━━━ Items ━━━

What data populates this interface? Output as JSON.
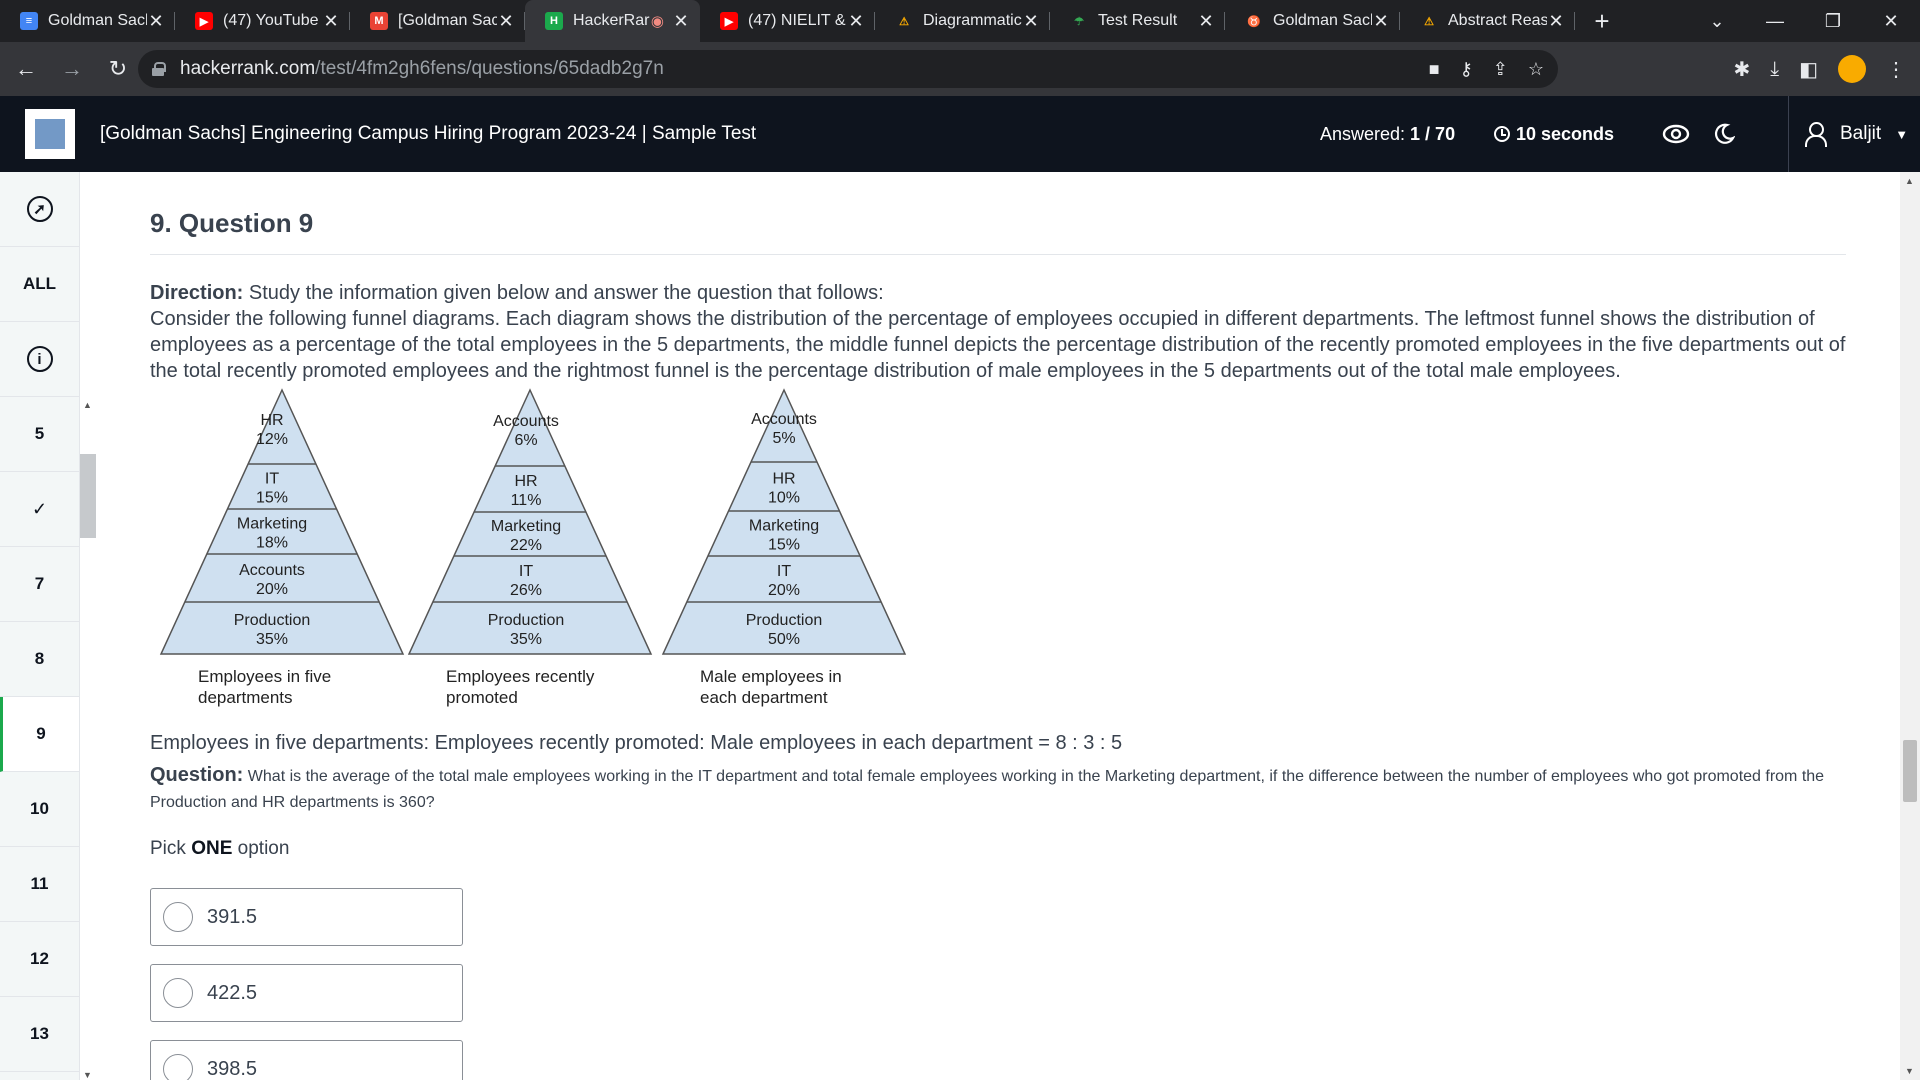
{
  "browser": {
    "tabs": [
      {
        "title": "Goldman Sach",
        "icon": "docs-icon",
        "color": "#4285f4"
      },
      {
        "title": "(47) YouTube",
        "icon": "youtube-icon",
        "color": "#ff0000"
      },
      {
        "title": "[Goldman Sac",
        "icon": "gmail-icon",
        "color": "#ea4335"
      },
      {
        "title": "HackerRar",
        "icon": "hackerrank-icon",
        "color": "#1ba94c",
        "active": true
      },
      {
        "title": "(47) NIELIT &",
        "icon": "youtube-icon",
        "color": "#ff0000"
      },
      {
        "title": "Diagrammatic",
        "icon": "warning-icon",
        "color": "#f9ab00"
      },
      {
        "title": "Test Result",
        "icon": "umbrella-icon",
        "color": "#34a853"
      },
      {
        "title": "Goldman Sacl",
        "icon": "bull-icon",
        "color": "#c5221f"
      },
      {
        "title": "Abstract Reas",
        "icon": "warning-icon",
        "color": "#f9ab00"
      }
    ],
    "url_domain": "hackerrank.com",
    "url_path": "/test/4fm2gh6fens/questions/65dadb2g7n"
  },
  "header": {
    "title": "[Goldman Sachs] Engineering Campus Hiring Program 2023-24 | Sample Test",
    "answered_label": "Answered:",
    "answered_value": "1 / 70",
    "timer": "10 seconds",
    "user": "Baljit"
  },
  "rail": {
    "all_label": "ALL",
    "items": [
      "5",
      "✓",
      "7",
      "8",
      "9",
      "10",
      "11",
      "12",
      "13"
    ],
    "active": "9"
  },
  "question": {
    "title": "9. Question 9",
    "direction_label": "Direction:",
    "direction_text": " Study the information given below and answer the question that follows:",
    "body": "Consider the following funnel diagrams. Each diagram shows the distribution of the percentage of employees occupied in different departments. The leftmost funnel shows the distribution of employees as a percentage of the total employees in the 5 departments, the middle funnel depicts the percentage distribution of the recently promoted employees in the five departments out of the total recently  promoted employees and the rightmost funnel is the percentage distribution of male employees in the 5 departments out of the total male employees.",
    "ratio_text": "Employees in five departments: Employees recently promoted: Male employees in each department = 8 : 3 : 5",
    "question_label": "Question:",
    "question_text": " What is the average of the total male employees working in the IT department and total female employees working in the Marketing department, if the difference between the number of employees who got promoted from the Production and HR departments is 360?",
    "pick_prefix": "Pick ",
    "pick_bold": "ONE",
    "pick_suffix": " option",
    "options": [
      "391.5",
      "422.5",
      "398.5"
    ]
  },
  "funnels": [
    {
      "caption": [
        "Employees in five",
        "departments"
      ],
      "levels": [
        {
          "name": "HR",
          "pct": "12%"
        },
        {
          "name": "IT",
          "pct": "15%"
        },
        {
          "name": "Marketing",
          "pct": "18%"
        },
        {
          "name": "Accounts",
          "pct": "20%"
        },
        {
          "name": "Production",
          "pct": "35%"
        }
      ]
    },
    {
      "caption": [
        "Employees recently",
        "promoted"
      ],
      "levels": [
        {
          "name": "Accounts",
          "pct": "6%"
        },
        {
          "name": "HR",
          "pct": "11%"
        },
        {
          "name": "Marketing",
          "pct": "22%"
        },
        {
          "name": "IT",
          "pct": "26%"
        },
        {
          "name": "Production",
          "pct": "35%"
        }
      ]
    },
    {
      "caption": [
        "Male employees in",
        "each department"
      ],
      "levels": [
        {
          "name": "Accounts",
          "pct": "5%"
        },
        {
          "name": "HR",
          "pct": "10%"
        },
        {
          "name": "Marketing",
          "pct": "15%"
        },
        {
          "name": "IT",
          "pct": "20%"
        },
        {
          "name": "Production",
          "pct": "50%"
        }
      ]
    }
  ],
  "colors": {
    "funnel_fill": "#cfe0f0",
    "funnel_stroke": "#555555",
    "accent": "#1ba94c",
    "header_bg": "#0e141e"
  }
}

━━━
━━━ Items ━━━

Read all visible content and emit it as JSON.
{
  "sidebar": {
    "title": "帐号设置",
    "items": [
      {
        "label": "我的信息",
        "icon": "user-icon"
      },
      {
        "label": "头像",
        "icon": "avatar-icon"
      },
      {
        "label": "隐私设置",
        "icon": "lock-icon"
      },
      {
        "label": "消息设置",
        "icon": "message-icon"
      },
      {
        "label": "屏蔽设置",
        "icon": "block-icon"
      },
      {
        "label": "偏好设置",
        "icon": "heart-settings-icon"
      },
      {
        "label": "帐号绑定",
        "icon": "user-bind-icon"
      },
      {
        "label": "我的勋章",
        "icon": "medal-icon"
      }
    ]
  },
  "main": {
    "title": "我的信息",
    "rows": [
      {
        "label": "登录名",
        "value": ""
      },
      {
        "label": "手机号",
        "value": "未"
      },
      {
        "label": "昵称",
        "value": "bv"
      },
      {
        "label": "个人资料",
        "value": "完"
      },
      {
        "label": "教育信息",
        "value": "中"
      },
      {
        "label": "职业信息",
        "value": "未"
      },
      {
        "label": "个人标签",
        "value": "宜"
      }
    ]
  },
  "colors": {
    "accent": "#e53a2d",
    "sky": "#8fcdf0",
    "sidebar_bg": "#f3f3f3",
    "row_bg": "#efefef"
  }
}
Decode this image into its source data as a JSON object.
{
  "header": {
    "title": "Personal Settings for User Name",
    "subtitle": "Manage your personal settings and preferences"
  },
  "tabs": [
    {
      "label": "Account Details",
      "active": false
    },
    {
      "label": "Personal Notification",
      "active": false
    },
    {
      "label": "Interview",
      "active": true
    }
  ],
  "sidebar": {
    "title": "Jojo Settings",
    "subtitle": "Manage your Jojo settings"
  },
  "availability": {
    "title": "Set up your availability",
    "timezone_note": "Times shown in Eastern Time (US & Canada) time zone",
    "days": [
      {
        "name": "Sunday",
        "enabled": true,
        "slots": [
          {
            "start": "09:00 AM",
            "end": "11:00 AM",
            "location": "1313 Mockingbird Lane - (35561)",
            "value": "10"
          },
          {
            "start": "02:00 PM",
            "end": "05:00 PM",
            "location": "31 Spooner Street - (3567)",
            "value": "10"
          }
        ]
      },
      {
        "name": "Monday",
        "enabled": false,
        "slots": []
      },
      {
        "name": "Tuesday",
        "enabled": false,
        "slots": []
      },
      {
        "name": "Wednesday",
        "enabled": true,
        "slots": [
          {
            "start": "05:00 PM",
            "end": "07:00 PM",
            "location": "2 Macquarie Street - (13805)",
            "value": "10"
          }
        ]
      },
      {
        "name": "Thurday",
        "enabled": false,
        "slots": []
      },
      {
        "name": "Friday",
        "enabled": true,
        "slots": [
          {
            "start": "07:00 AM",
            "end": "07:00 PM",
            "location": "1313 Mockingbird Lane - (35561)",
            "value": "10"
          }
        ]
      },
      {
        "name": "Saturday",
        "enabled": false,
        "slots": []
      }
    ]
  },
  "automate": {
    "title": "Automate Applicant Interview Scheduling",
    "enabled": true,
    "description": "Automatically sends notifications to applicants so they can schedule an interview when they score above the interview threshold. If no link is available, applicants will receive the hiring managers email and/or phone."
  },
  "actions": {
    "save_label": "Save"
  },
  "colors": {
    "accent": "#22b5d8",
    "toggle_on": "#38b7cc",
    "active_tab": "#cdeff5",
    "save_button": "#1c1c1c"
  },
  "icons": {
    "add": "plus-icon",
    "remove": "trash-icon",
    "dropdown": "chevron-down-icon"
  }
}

━━━

Instructions for the task:
Lines in the records that hold the word "What" are to be counted; give only the total.

Written answer:
2